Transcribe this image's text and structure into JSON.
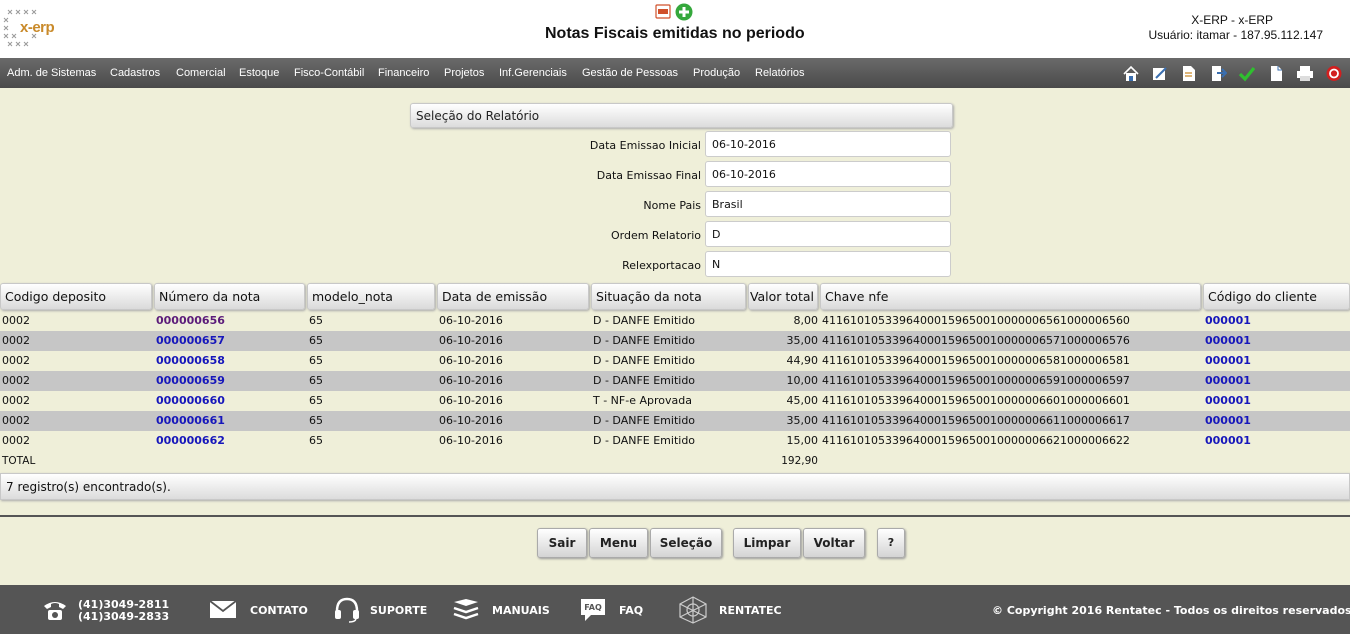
{
  "header": {
    "logo_text": "x-erp",
    "title": "Notas Fiscais emitidas no periodo",
    "company": "X-ERP - x-ERP",
    "user_info": "Usuário: itamar - 187.95.112.147"
  },
  "menu": {
    "items": [
      "Adm. de Sistemas",
      "Cadastros",
      "Comercial",
      "Estoque",
      "Fisco-Contábil",
      "Financeiro",
      "Projetos",
      "Inf.Gerenciais",
      "Gestão de Pessoas",
      "Produção",
      "Relatórios"
    ],
    "toolbar_icons": [
      "home-icon",
      "edit-icon",
      "document-icon",
      "export-icon",
      "check-icon",
      "page-icon",
      "print-icon",
      "exit-icon"
    ]
  },
  "selection": {
    "title": "Seleção do Relatório",
    "fields": [
      {
        "label": "Data Emissao Inicial",
        "value": "06-10-2016"
      },
      {
        "label": "Data Emissao Final",
        "value": "06-10-2016"
      },
      {
        "label": "Nome Pais",
        "value": "Brasil"
      },
      {
        "label": "Ordem Relatorio",
        "value": "D"
      },
      {
        "label": "Relexportacao",
        "value": "N"
      }
    ]
  },
  "table": {
    "columns": [
      "Codigo deposito",
      "Número da nota",
      "modelo_nota",
      "Data de emissão",
      "Situação da nota",
      "Valor total",
      "Chave nfe",
      "Código do cliente"
    ],
    "rows": [
      {
        "deposito": "0002",
        "numero": "000000656",
        "modelo": "65",
        "data": "06-10-2016",
        "situacao": "D - DANFE Emitido",
        "valor": "8,00",
        "chave": "41161010533964000159650010000006561000006560",
        "cliente": "000001"
      },
      {
        "deposito": "0002",
        "numero": "000000657",
        "modelo": "65",
        "data": "06-10-2016",
        "situacao": "D - DANFE Emitido",
        "valor": "35,00",
        "chave": "41161010533964000159650010000006571000006576",
        "cliente": "000001"
      },
      {
        "deposito": "0002",
        "numero": "000000658",
        "modelo": "65",
        "data": "06-10-2016",
        "situacao": "D - DANFE Emitido",
        "valor": "44,90",
        "chave": "41161010533964000159650010000006581000006581",
        "cliente": "000001"
      },
      {
        "deposito": "0002",
        "numero": "000000659",
        "modelo": "65",
        "data": "06-10-2016",
        "situacao": "D - DANFE Emitido",
        "valor": "10,00",
        "chave": "41161010533964000159650010000006591000006597",
        "cliente": "000001"
      },
      {
        "deposito": "0002",
        "numero": "000000660",
        "modelo": "65",
        "data": "06-10-2016",
        "situacao": "T - NF-e Aprovada",
        "valor": "45,00",
        "chave": "41161010533964000159650010000006601000006601",
        "cliente": "000001"
      },
      {
        "deposito": "0002",
        "numero": "000000661",
        "modelo": "65",
        "data": "06-10-2016",
        "situacao": "D - DANFE Emitido",
        "valor": "35,00",
        "chave": "41161010533964000159650010000006611000006617",
        "cliente": "000001"
      },
      {
        "deposito": "0002",
        "numero": "000000662",
        "modelo": "65",
        "data": "06-10-2016",
        "situacao": "D - DANFE Emitido",
        "valor": "15,00",
        "chave": "41161010533964000159650010000006621000006622",
        "cliente": "000001"
      }
    ],
    "total_label": "TOTAL",
    "total_value": "192,90",
    "found_text": "7 registro(s) encontrado(s)."
  },
  "buttons": {
    "sair": "Sair",
    "menu": "Menu",
    "selecao": "Seleção",
    "limpar": "Limpar",
    "voltar": "Voltar",
    "help": "?"
  },
  "footer": {
    "phone1": "(41)3049-2811",
    "phone2": "(41)3049-2833",
    "contato": "CONTATO",
    "suporte": "SUPORTE",
    "manuais": "MANUAIS",
    "faq": "FAQ",
    "rentatec": "RENTATEC",
    "copyright": "© Copyright 2016 Rentatec - Todos os direitos reservados"
  }
}
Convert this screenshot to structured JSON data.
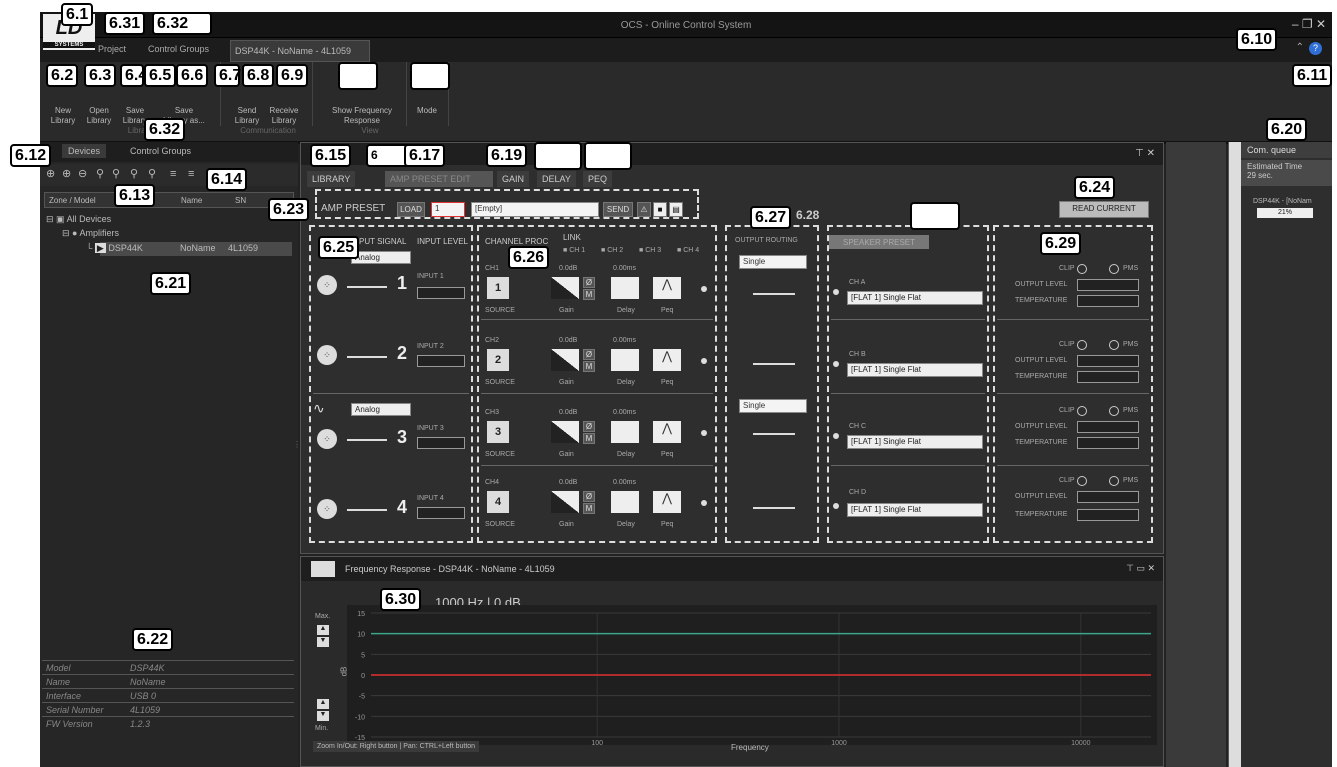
{
  "window": {
    "title": "OCS - Online Control System",
    "logo": "LD",
    "logo_sub": "SYSTEMS"
  },
  "menu": {
    "project": "Project",
    "control_groups": "Control Groups",
    "doc_tab": "DSP44K - NoName - 4L1059"
  },
  "ribbon": {
    "new_library": "New\nLibrary",
    "open_library": "Open\nLibrary",
    "save_library": "Save\nLibrary",
    "save_library_as": "Save\nLibrary as...",
    "send_library": "Send\nLibrary",
    "receive_library": "Receive\nLibrary",
    "show_freq": "Show Frequency\nResponse",
    "mode": "Mode",
    "group_library": "Library",
    "group_comm": "Communication",
    "group_view": "View"
  },
  "callouts": {
    "c61": "6.1",
    "c631": "6.31",
    "c632": "6.32",
    "c62": "6.2",
    "c63": "6.3",
    "c64": "6.4",
    "c65": "6.5",
    "c66": "6.6",
    "c67": "6.7",
    "c68": "6.8",
    "c69": "6.9",
    "c610": "6.10",
    "c611": "6.11",
    "c612": "6.12",
    "c613": "6.13",
    "c614": "6.14",
    "c632b": "6.32",
    "c615": "6.15",
    "c616": "6",
    "c617": "6.17",
    "c619": "6.19",
    "c620": "6.20",
    "c621": "6.21",
    "c622": "6.22",
    "c623": "6.23",
    "c624": "6.24",
    "c625": "6.25",
    "c626": "6.26",
    "c627": "6.27",
    "c628": "6.28",
    "c629": "6.29",
    "c630": "6.30"
  },
  "left": {
    "tab_devices": "Devices",
    "tab_control_groups": "Control Groups",
    "col_zone": "Zone / Model",
    "col_name": "Name",
    "col_sn": "SN",
    "tree_all": "All Devices",
    "tree_amps": "Amplifiers",
    "tree_dev_model": "DSP44K",
    "tree_dev_name": "NoName",
    "tree_dev_sn": "4L1059",
    "props": [
      {
        "k": "Model",
        "v": "DSP44K"
      },
      {
        "k": "Name",
        "v": "NoName"
      },
      {
        "k": "Interface",
        "v": "USB 0"
      },
      {
        "k": "Serial Number",
        "v": "4L1059"
      },
      {
        "k": "FW Version",
        "v": "1.2.3"
      }
    ]
  },
  "main": {
    "tabs": {
      "library": "LIBRARY",
      "amp_preset_edit": "AMP PRESET EDIT",
      "gain": "GAIN",
      "delay": "DELAY",
      "peq": "PEQ"
    },
    "amp_preset": "AMP PRESET",
    "load": "LOAD",
    "preset_num": "1",
    "preset_name": "[Empty]",
    "send": "SEND",
    "read_current": "READ CURRENT",
    "input_signal": "INPUT SIGNAL",
    "input_level": "INPUT LEVEL",
    "analog": "Analog",
    "inputs": [
      "INPUT 1",
      "INPUT 2",
      "INPUT 3",
      "INPUT 4"
    ],
    "channel_proc": "CHANNEL PROC",
    "link": "LINK",
    "link_items": [
      "CH 1",
      "CH 2",
      "CH 3",
      "CH 4"
    ],
    "channels": [
      {
        "name": "CH1",
        "num": "1",
        "gain": "0.0dB",
        "delay": "0.00ms"
      },
      {
        "name": "CH2",
        "num": "2",
        "gain": "0.0dB",
        "delay": "0.00ms"
      },
      {
        "name": "CH3",
        "num": "3",
        "gain": "0.0dB",
        "delay": "0.00ms"
      },
      {
        "name": "CH4",
        "num": "4",
        "gain": "0.0dB",
        "delay": "0.00ms"
      }
    ],
    "source": "SOURCE",
    "gain_lbl": "Gain",
    "delay_lbl": "Delay",
    "peq_lbl": "Peq",
    "phase": "Ø",
    "mute": "M",
    "output_routing": "OUTPUT ROUTING",
    "single": "Single",
    "speaker_preset": "SPEAKER PRESET",
    "outs": [
      {
        "ch": "CH A",
        "preset": "[FLAT 1] Single Flat"
      },
      {
        "ch": "CH B",
        "preset": "[FLAT 1] Single Flat"
      },
      {
        "ch": "CH C",
        "preset": "[FLAT 1] Single Flat"
      },
      {
        "ch": "CH D",
        "preset": "[FLAT 1] Single Flat"
      }
    ],
    "clip": "CLIP",
    "pms": "PMS",
    "output_level": "OUTPUT LEVEL",
    "temperature": "TEMPERATURE"
  },
  "freq": {
    "title": "Frequency Response - DSP44K - NoName - 4L1059",
    "readout": "1000 Hz | 0 dB",
    "max": "Max.",
    "min": "Min.",
    "db": "dB",
    "yticks": [
      "15",
      "10",
      "5",
      "0",
      "-5",
      "-10",
      "-15"
    ],
    "xticks": [
      "100",
      "1000",
      "10000"
    ],
    "xlabel": "Frequency",
    "hint": "Zoom In/Out: Right button | Pan: CTRL+Left button",
    "colors": {
      "green": "#3aa58a",
      "red": "#e03030"
    }
  },
  "right": {
    "title": "Com. queue",
    "est_time": "Estimated Time",
    "est_val": "29 sec.",
    "device": "DSP44K - [NoNam",
    "progress": "21%"
  }
}
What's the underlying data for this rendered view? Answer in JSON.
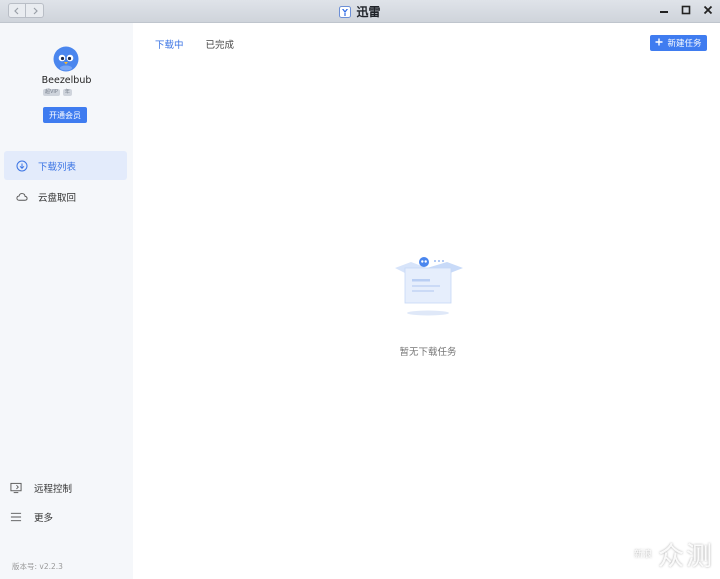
{
  "window": {
    "title": "迅雷"
  },
  "icons": {
    "back": "chevron-left-icon",
    "forward": "chevron-right-icon",
    "app": "xunlei-logo-icon",
    "minimize": "minimize-icon",
    "maximize": "maximize-icon",
    "close": "close-icon"
  },
  "user": {
    "name": "Beezelbub",
    "tags": [
      "超VIP",
      "年"
    ],
    "vip_button": "开通会员"
  },
  "sidebar": {
    "items": [
      {
        "label": "下载列表",
        "icon": "download-circle-icon",
        "active": true
      },
      {
        "label": "云盘取回",
        "icon": "cloud-icon",
        "active": false
      }
    ],
    "bottom": [
      {
        "label": "远程控制",
        "icon": "remote-monitor-icon"
      },
      {
        "label": "更多",
        "icon": "hamburger-menu-icon"
      }
    ],
    "version_label": "版本号:",
    "version": "v2.2.3"
  },
  "main": {
    "tabs": [
      {
        "label": "下载中",
        "active": true
      },
      {
        "label": "已完成",
        "active": false
      }
    ],
    "new_task_label": "新建任务",
    "empty_text": "暂无下载任务"
  },
  "watermark": {
    "small": "新浪",
    "big": "众测"
  },
  "colors": {
    "accent": "#3f7cf0",
    "sidebar_bg": "#f5f7fa",
    "active_bg": "#e3ebfb"
  }
}
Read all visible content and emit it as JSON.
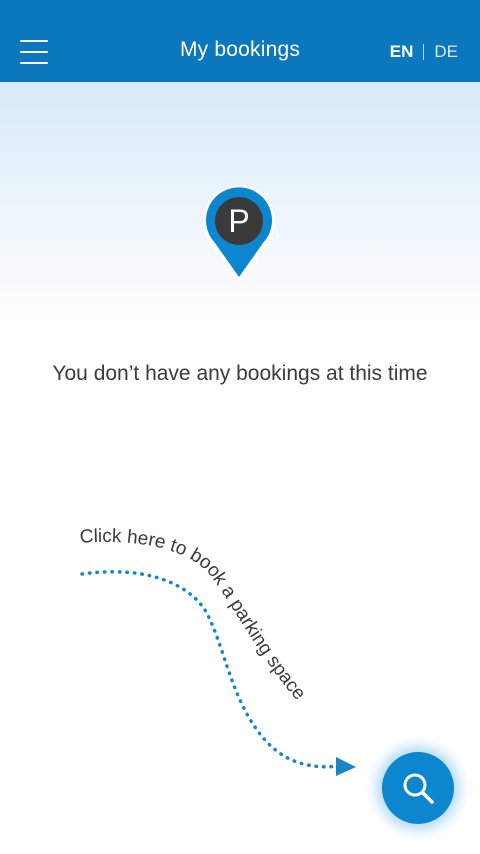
{
  "header": {
    "title": "My bookings",
    "lang_en": "EN",
    "lang_de": "DE",
    "menu_icon": "hamburger-menu-icon"
  },
  "main": {
    "pin_letter": "P",
    "empty_message": "You don’t have any bookings at this time",
    "hint_text": "Click here to book a parking space"
  },
  "fab": {
    "icon": "search-icon"
  },
  "colors": {
    "primary": "#0b77bd",
    "fab": "#0b86cf",
    "pin_dark": "#3a3a3a",
    "dots": "#1a86c8"
  }
}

☆ ☆ ☆ ☆ ☆

• _YOUR OBJECTIVE_
Emit an exact copy of the lines from the line bearing "What's the underlying" through the last line above, inclusive, and leave the images out.

• _RIGHT ANSWER_
What's the underlying data for this rendered view? Answer in JSON.
{
  "window": {
    "title": "迅雷"
  },
  "icons": {
    "back": "chevron-left-icon",
    "forward": "chevron-right-icon",
    "app": "xunlei-logo-icon",
    "minimize": "minimize-icon",
    "maximize": "maximize-icon",
    "close": "close-icon"
  },
  "user": {
    "name": "Beezelbub",
    "tags": [
      "超VIP",
      "年"
    ],
    "vip_button": "开通会员"
  },
  "sidebar": {
    "items": [
      {
        "label": "下载列表",
        "icon": "download-circle-icon",
        "active": true
      },
      {
        "label": "云盘取回",
        "icon": "cloud-icon",
        "active": false
      }
    ],
    "bottom": [
      {
        "label": "远程控制",
        "icon": "remote-monitor-icon"
      },
      {
        "label": "更多",
        "icon": "hamburger-menu-icon"
      }
    ],
    "version_label": "版本号:",
    "version": "v2.2.3"
  },
  "main": {
    "tabs": [
      {
        "label": "下载中",
        "active": true
      },
      {
        "label": "已完成",
        "active": false
      }
    ],
    "new_task_label": "新建任务",
    "empty_text": "暂无下载任务"
  },
  "watermark": {
    "small": "新浪",
    "big": "众测"
  },
  "colors": {
    "accent": "#3f7cf0",
    "sidebar_bg": "#f5f7fa",
    "active_bg": "#e3ebfb"
  }
}
Read all visible content and emit it as JSON.
{
  "header": {
    "title": "My bookings",
    "lang_en": "EN",
    "lang_de": "DE",
    "menu_icon": "hamburger-menu-icon"
  },
  "main": {
    "pin_letter": "P",
    "empty_message": "You don’t have any bookings at this time",
    "hint_text": "Click here to book a parking space"
  },
  "fab": {
    "icon": "search-icon"
  },
  "colors": {
    "primary": "#0b77bd",
    "fab": "#0b86cf",
    "pin_dark": "#3a3a3a",
    "dots": "#1a86c8"
  }
}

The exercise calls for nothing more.